> [Given request]: Write out the rows below word for word, everything from the one containing "decompose this screenshot" down to the one containing "- x-tick-label: 0.2: [144, 907, 183, 938]", both included. Don't include any pictures.

> [Information provided]:
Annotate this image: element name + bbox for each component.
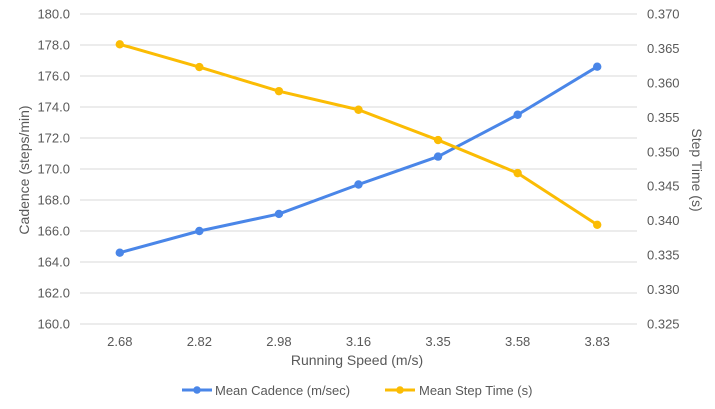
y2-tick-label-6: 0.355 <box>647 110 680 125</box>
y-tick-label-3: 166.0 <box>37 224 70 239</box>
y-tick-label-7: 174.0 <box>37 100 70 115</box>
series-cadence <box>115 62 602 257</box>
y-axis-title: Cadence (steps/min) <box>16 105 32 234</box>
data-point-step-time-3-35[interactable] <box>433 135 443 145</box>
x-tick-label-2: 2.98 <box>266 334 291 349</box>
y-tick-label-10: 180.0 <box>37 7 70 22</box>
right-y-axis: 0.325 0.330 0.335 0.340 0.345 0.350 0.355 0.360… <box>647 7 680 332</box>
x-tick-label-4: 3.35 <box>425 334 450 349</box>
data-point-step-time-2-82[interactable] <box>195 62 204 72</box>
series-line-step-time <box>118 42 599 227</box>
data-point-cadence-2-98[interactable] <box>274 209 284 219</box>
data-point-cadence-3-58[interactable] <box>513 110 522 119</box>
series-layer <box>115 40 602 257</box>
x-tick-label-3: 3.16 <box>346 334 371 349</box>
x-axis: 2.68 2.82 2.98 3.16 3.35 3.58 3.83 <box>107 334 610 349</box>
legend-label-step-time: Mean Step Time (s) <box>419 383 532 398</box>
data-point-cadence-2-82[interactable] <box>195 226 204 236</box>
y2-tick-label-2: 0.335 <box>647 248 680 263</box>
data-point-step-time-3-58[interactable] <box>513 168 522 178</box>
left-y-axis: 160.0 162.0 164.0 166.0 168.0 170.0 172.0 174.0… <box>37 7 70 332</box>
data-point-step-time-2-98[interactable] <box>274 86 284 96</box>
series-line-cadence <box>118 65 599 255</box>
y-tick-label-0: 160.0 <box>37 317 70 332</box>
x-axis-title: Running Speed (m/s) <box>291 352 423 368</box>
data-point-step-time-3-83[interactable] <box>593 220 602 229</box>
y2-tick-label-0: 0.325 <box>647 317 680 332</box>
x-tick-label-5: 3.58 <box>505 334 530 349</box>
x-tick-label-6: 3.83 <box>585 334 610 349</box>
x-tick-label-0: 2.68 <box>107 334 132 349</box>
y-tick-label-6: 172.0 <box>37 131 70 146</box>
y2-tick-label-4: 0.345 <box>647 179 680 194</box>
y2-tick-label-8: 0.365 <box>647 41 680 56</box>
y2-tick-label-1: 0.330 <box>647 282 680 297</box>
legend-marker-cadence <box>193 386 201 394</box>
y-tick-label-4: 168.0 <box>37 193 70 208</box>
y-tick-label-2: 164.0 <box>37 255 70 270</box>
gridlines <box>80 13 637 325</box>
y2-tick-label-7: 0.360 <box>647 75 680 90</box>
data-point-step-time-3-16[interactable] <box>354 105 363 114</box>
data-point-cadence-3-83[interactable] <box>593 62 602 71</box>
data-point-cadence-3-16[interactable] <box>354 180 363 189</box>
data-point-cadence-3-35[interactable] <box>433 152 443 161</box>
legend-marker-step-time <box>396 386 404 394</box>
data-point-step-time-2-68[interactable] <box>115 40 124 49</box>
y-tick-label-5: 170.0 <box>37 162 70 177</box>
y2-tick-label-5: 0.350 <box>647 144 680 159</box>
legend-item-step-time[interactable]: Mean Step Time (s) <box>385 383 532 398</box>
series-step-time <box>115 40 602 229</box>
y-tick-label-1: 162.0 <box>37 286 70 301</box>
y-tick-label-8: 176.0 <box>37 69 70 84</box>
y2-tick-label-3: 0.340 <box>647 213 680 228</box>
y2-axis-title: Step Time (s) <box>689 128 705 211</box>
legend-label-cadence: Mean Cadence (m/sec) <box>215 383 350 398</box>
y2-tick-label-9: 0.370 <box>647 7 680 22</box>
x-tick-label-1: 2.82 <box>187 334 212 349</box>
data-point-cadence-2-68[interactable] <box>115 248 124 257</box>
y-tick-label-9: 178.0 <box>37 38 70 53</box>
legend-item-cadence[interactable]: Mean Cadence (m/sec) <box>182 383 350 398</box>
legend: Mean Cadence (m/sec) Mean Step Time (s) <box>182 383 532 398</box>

* * *

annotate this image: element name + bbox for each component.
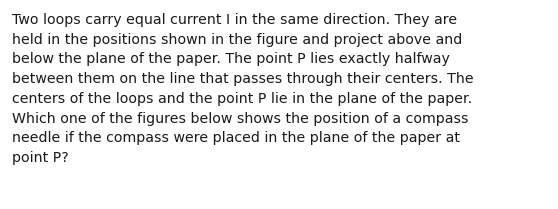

==

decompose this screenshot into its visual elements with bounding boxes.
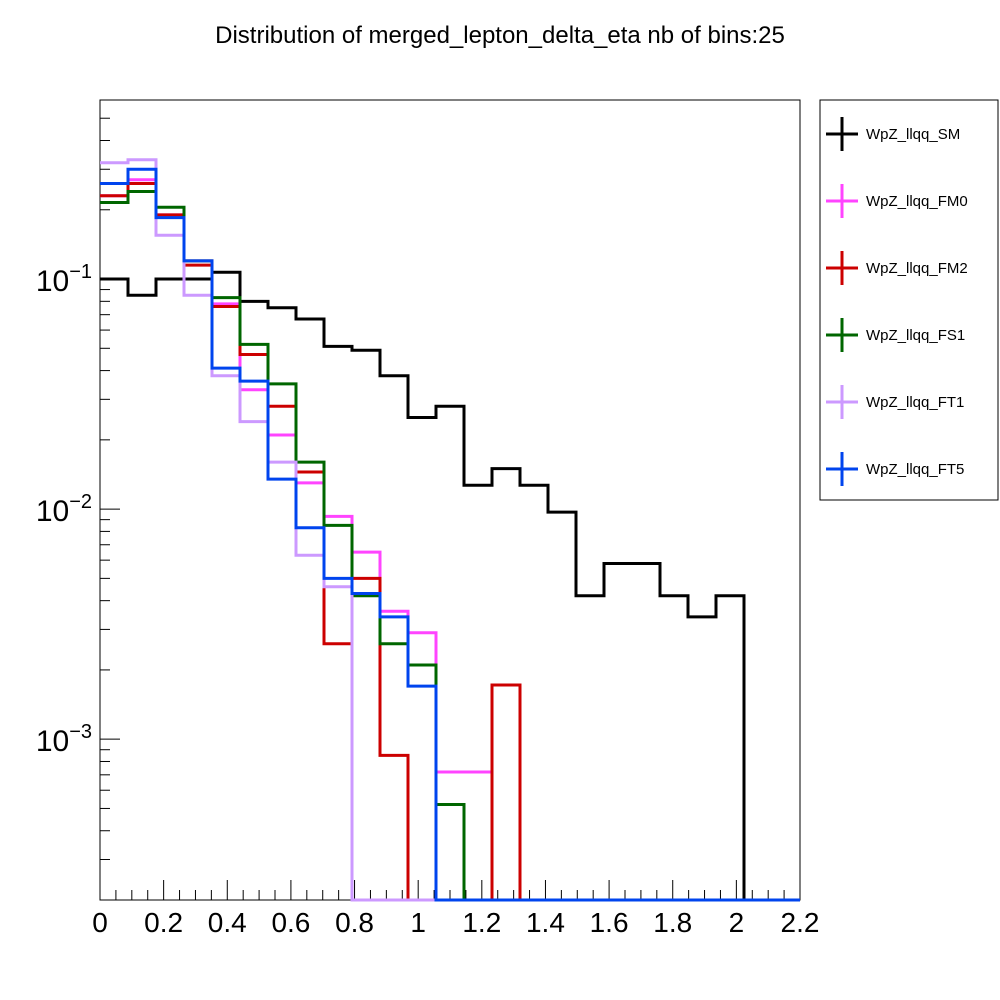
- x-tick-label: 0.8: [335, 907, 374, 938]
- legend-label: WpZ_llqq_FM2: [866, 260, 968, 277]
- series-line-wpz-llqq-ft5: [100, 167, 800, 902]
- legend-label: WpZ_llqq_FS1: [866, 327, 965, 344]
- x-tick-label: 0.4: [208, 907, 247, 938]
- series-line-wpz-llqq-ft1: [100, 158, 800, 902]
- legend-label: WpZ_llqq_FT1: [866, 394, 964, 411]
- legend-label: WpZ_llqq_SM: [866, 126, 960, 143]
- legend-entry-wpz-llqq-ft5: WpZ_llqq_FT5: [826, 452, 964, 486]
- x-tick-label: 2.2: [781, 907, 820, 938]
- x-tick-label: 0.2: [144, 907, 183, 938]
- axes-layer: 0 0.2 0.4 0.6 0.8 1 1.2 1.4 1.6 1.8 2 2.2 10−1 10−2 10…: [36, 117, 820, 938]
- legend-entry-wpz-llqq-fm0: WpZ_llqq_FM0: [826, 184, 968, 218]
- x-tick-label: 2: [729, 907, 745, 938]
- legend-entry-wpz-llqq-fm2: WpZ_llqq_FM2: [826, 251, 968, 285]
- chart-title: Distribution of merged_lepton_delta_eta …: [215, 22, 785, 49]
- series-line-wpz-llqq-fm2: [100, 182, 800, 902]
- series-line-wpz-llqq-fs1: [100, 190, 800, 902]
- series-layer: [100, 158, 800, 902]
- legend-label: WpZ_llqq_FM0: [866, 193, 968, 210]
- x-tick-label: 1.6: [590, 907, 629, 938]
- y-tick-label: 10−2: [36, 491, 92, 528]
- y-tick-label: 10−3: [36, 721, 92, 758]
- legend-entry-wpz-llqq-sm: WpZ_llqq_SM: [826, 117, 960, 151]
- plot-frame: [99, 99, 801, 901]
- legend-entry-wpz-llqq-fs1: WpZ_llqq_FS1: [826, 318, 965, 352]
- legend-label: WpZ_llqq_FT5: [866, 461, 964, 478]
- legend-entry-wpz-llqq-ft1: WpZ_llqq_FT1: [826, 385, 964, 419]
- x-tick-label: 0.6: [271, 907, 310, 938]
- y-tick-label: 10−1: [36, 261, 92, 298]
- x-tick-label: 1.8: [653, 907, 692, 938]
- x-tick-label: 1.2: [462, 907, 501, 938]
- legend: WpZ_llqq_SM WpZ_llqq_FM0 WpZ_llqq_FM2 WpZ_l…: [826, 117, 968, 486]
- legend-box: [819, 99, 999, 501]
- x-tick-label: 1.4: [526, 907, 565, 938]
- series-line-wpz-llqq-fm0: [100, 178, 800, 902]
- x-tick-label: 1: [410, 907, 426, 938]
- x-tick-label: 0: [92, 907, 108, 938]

> [Answer to the problem]:
decompose this screenshot into its visual elements with bounding boxes.
- x-tick-label: 0.8: [335, 907, 374, 938]
- legend-label: WpZ_llqq_FM2: [866, 260, 968, 277]
- series-line-wpz-llqq-ft5: [100, 167, 800, 902]
- legend-label: WpZ_llqq_FS1: [866, 327, 965, 344]
- x-tick-label: 0.4: [208, 907, 247, 938]
- series-line-wpz-llqq-ft1: [100, 158, 800, 902]
- legend-label: WpZ_llqq_FT1: [866, 394, 964, 411]
- legend-label: WpZ_llqq_SM: [866, 126, 960, 143]
- legend-entry-wpz-llqq-ft5: WpZ_llqq_FT5: [826, 452, 964, 486]
- x-tick-label: 2.2: [781, 907, 820, 938]
- x-tick-label: 0.2: [144, 907, 183, 938]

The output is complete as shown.